◆ **SHORT TASK**:
Transcribe each of the records below exactly, excluding all pictures.

(Data records)
_ _ _

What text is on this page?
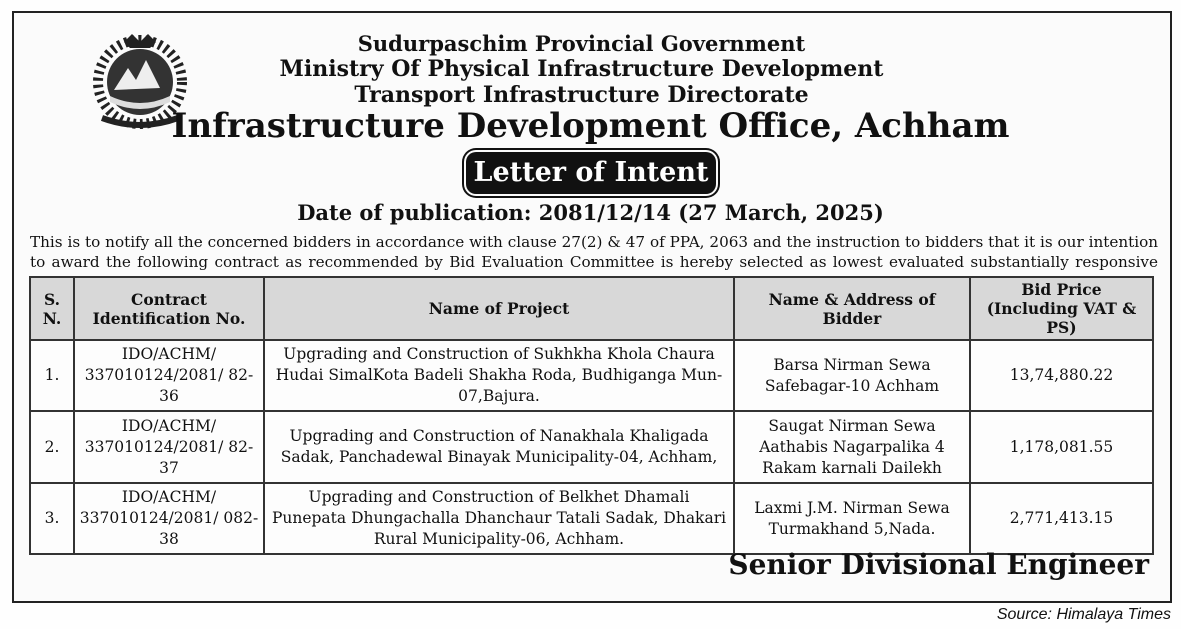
Sudurpaschim Provincial Government
Ministry Of Physical Infrastructure Development
Transport Infrastructure Directorate
Infrastructure Development Office, Achham
Letter of Intent
Date of publication: 2081/12/14 (27 March, 2025)
This is to notify all the concerned bidders in accordance with clause 27(2) & 47 of PPA, 2063 and the instruction to bidders that it is our intention to award the following contract as recommended by Bid Evaluation Committee is hereby selected as lowest evaluated substantially responsive
S. N.	Contract Identification No.	Name of Project	Name & Address of Bidder	Bid Price (Including VAT & PS)
1.	IDO/ACHM/ 337010124/2081/ 82-36	Upgrading and Construction of Sukhkha Khola Chaura Hudai SimalKota Badeli Shakha Roda, Budhiganga Mun-07,Bajura.	Barsa Nirman Sewa Safebagar-10 Achham	13,74,880.22
2.	IDO/ACHM/ 337010124/2081/ 82-37	Upgrading and Construction of Nanakhala Khaligada Sadak, Panchadewal Binayak Municipality-04, Achham,	Saugat Nirman Sewa Aathabis Nagarpalika 4 Rakam karnali Dailekh	1,178,081.55
3.	IDO/ACHM/ 337010124/2081/ 082-38	Upgrading and Construction of Belkhet Dhamali Punepata Dhungachalla Dhanchaur Tatali Sadak, Dhakari Rural Municipality-06, Achham.	Laxmi J.M. Nirman Sewa Turmakhand 5,Nada.	2,771,413.15
Senior Divisional Engineer
Source: Himalaya Times
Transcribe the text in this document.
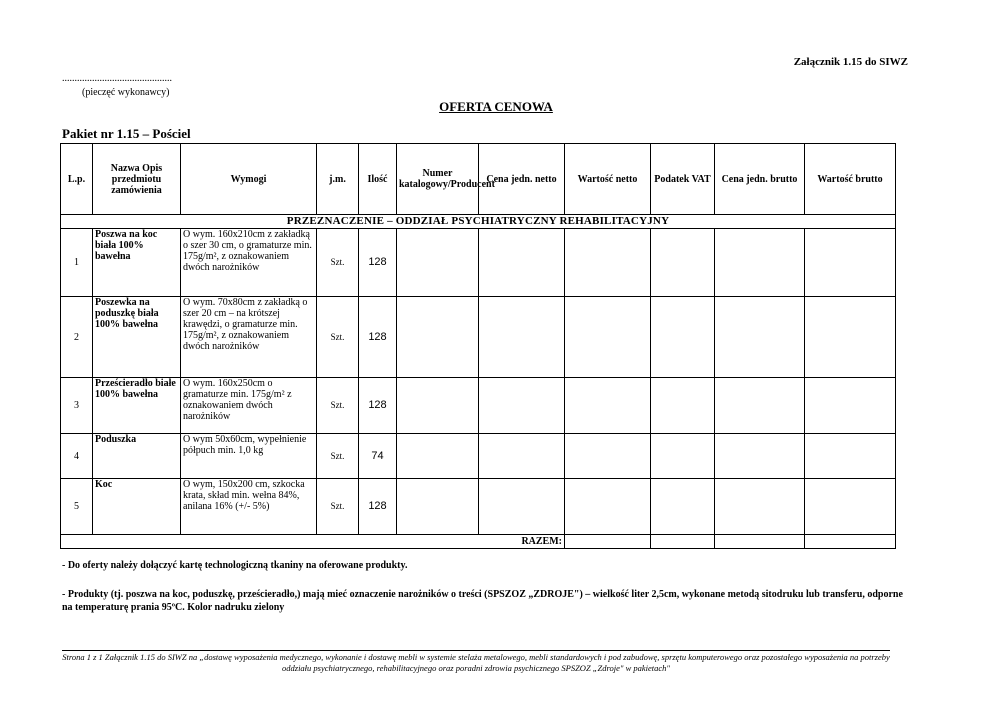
Załącznik 1.15 do SIWZ
............................................
(pieczęć wykonawcy)
OFERTA CENOWA
Pakiet nr 1.15 – Pościel
L.p.	Nazwa Opis przedmiotu zamówienia	Wymogi	j.m.	Ilość	Numer katalogowy/Producent	Cena jedn. netto	Wartość netto	Podatek VAT	Cena jedn. brutto	Wartość brutto
PRZEZNACZENIE – ODDZIAŁ PSYCHIATRYCZNY REHABILITACYJNY										
1	Poszwa na koc biała 100% bawełna	O wym. 160x210cm z zakładką o szer 30 cm, o gramaturze min. 175g/m², z oznakowaniem dwóch narożników	Szt.	128						
2	Poszewka na poduszkę biała 100% bawełna	O wym. 70x80cm z zakładką o szer 20 cm – na krótszej krawędzi, o gramaturze min. 175g/m², z oznakowaniem dwóch narożników	Szt.	128						
3	Prześcieradło białe 100% bawełna	O wym. 160x250cm o gramaturze min. 175g/m² z oznakowaniem dwóch narożników	Szt.	128						
4	Poduszka	O wym 50x60cm, wypełnienie półpuch min. 1,0 kg	Szt.	74						
5	Koc	O wym, 150x200 cm, szkocka krata, skład min. wełna 84%, anilana 16% (+/- 5%)	Szt.	128						
RAZEM:										
- Do oferty należy dołączyć kartę technologiczną tkaniny na oferowane produkty.
- Produkty (tj. poszwa na koc, poduszkę, prześcieradło,) mają mieć oznaczenie narożników o treści (SPSZOZ „ZDROJE") – wielkość liter 2,5cm, wykonane metodą sitodruku lub transferu, odporne na temperaturę prania 95ºC. Kolor nadruku zielony
Strona 1 z 1 Załącznik 1.15 do SIWZ na „dostawę wyposażenia medycznego, wykonanie i dostawę mebli w systemie stelaża metalowego, mebli standardowych i pod zabudowę, sprzętu komputerowego oraz pozostałego wyposażenia na potrzeby oddziału psychiatrycznego, rehabilitacyjnego oraz poradni zdrowia psychicznego SPSZOZ „Zdroje" w pakietach"
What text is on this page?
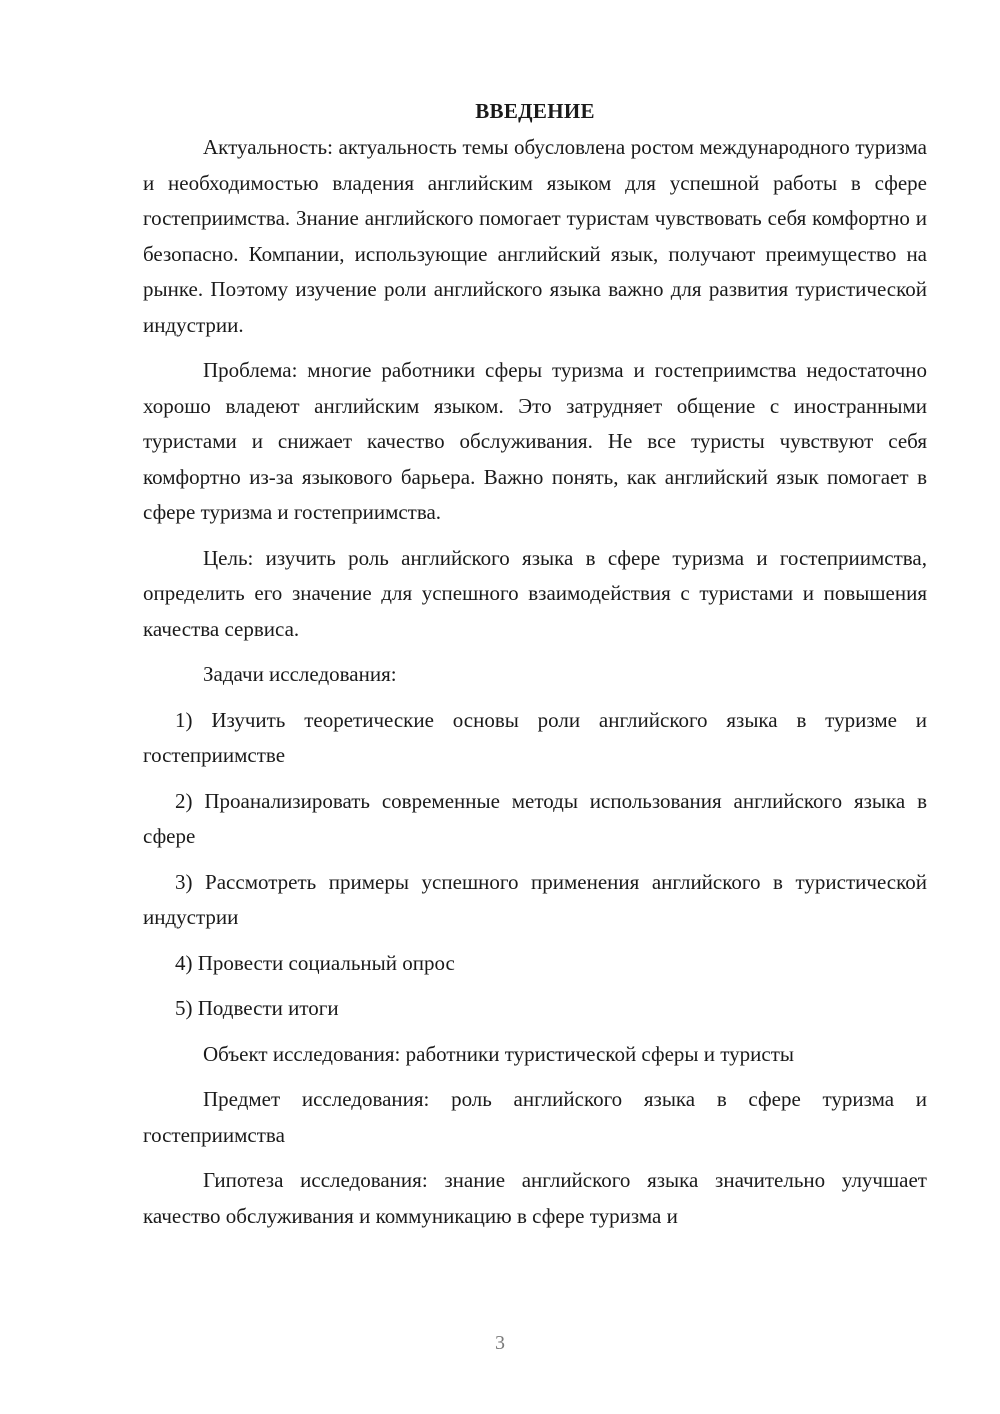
ВВЕДЕНИЕ

Актуальность: актуальность темы обусловлена ростом международного туризма и необходимостью владения английским языком для успешной работы в сфере гостеприимства. Знание английского помогает туристам чувствовать себя комфортно и безопасно. Компании, использующие английский язык, получают преимущество на рынке. Поэтому изучение роли английского языка важно для развития туристической индустрии.

Проблема: многие работники сферы туризма и гостеприимства недостаточно хорошо владеют английским языком. Это затрудняет общение с иностранными туристами и снижает качество обслуживания. Не все туристы чувствуют себя комфортно из-за языкового барьера. Важно понять, как английский язык помогает в сфере туризма и гостеприимства.

Цель: изучить роль английского языка в сфере туризма и гостеприимства, определить его значение для успешного взаимодействия с туристами и повышения качества сервиса.

Задачи исследования:

1) Изучить теоретические основы роли английского языка в туризме и гостеприимстве

2) Проанализировать современные методы использования английского языка в сфере

3) Рассмотреть примеры успешного применения английского в туристической индустрии

4) Провести социальный опрос

5) Подвести итоги

Объект исследования: работники туристической сферы и туристы

Предмет исследования: роль английского языка в сфере туризма и гостеприимства

Гипотеза исследования: знание английского языка значительно улучшает качество обслуживания и коммуникацию в сфере туризма и

3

_ _ _

◆ **WORKED ANSWER**:
What text is on this page?
Sudurpaschim Provincial Government
Ministry Of Physical Infrastructure Development
Transport Infrastructure Directorate
Infrastructure Development Office, Achham
Letter of Intent
Date of publication: 2081/12/14 (27 March, 2025)
This is to notify all the concerned bidders in accordance with clause 27(2) & 47 of PPA, 2063 and the instruction to bidders that it is our intention to award the following contract as recommended by Bid Evaluation Committee is hereby selected as lowest evaluated substantially responsive
S. N.	Contract Identification No.	Name of Project	Name & Address of Bidder	Bid Price (Including VAT & PS)
1.	IDO/ACHM/ 337010124/2081/ 82-36	Upgrading and Construction of Sukhkha Khola Chaura Hudai SimalKota Badeli Shakha Roda, Budhiganga Mun-07,Bajura.	Barsa Nirman Sewa Safebagar-10 Achham	13,74,880.22
2.	IDO/ACHM/ 337010124/2081/ 82-37	Upgrading and Construction of Nanakhala Khaligada Sadak, Panchadewal Binayak Municipality-04, Achham,	Saugat Nirman Sewa Aathabis Nagarpalika 4 Rakam karnali Dailekh	1,178,081.55
3.	IDO/ACHM/ 337010124/2081/ 082-38	Upgrading and Construction of Belkhet Dhamali Punepata Dhungachalla Dhanchaur Tatali Sadak, Dhakari Rural Municipality-06, Achham.	Laxmi J.M. Nirman Sewa Turmakhand 5,Nada.	2,771,413.15
Senior Divisional Engineer
Source: Himalaya Times
Transcribe the text in this document.
Załącznik 1.15 do SIWZ
............................................
(pieczęć wykonawcy)
OFERTA CENOWA
Pakiet nr 1.15 – Pościel
L.p.	Nazwa Opis przedmiotu zamówienia	Wymogi	j.m.	Ilość	Numer katalogowy/Producent	Cena jedn. netto	Wartość netto	Podatek VAT	Cena jedn. brutto	Wartość brutto
PRZEZNACZENIE – ODDZIAŁ PSYCHIATRYCZNY REHABILITACYJNY										
1	Poszwa na koc biała 100% bawełna	O wym. 160x210cm z zakładką o szer 30 cm, o gramaturze min. 175g/m², z oznakowaniem dwóch narożników	Szt.	128						
2	Poszewka na poduszkę biała 100% bawełna	O wym. 70x80cm z zakładką o szer 20 cm – na krótszej krawędzi, o gramaturze min. 175g/m², z oznakowaniem dwóch narożników	Szt.	128						
3	Prześcieradło białe 100% bawełna	O wym. 160x250cm o gramaturze min. 175g/m² z oznakowaniem dwóch narożników	Szt.	128						
4	Poduszka	O wym 50x60cm, wypełnienie półpuch min. 1,0 kg	Szt.	74						
5	Koc	O wym, 150x200 cm, szkocka krata, skład min. wełna 84%, anilana 16% (+/- 5%)	Szt.	128						
RAZEM:										
- Do oferty należy dołączyć kartę technologiczną tkaniny na oferowane produkty.
- Produkty (tj. poszwa na koc, poduszkę, prześcieradło,) mają mieć oznaczenie narożników o treści (SPSZOZ „ZDROJE") – wielkość liter 2,5cm, wykonane metodą sitodruku lub transferu, odporne na temperaturę prania 95ºC. Kolor nadruku zielony
Strona 1 z 1 Załącznik 1.15 do SIWZ na „dostawę wyposażenia medycznego, wykonanie i dostawę mebli w systemie stelaża metalowego, mebli standardowych i pod zabudowę, sprzętu komputerowego oraz pozostałego wyposażenia na potrzeby oddziału psychiatrycznego, rehabilitacyjnego oraz poradni zdrowia psychicznego SPSZOZ „Zdroje" w pakietach"
What text is on this page?
ВВЕДЕНИЕ

Актуальность: актуальность темы обусловлена ростом международного туризма и необходимостью владения английским языком для успешной работы в сфере гостеприимства. Знание английского помогает туристам чувствовать себя комфортно и безопасно. Компании, использующие английский язык, получают преимущество на рынке. Поэтому изучение роли английского языка важно для развития туристической индустрии.

Проблема: многие работники сферы туризма и гостеприимства недостаточно хорошо владеют английским языком. Это затрудняет общение с иностранными туристами и снижает качество обслуживания. Не все туристы чувствуют себя комфортно из-за языкового барьера. Важно понять, как английский язык помогает в сфере туризма и гостеприимства.

Цель: изучить роль английского языка в сфере туризма и гостеприимства, определить его значение для успешного взаимодействия с туристами и повышения качества сервиса.

Задачи исследования:

1) Изучить теоретические основы роли английского языка в туризме и гостеприимстве

2) Проанализировать современные методы использования английского языка в сфере

3) Рассмотреть примеры успешного применения английского в туристической индустрии

4) Провести социальный опрос

5) Подвести итоги

Объект исследования: работники туристической сферы и туристы

Предмет исследования: роль английского языка в сфере туризма и гостеприимства

Гипотеза исследования: знание английского языка значительно улучшает качество обслуживания и коммуникацию в сфере туризма и

3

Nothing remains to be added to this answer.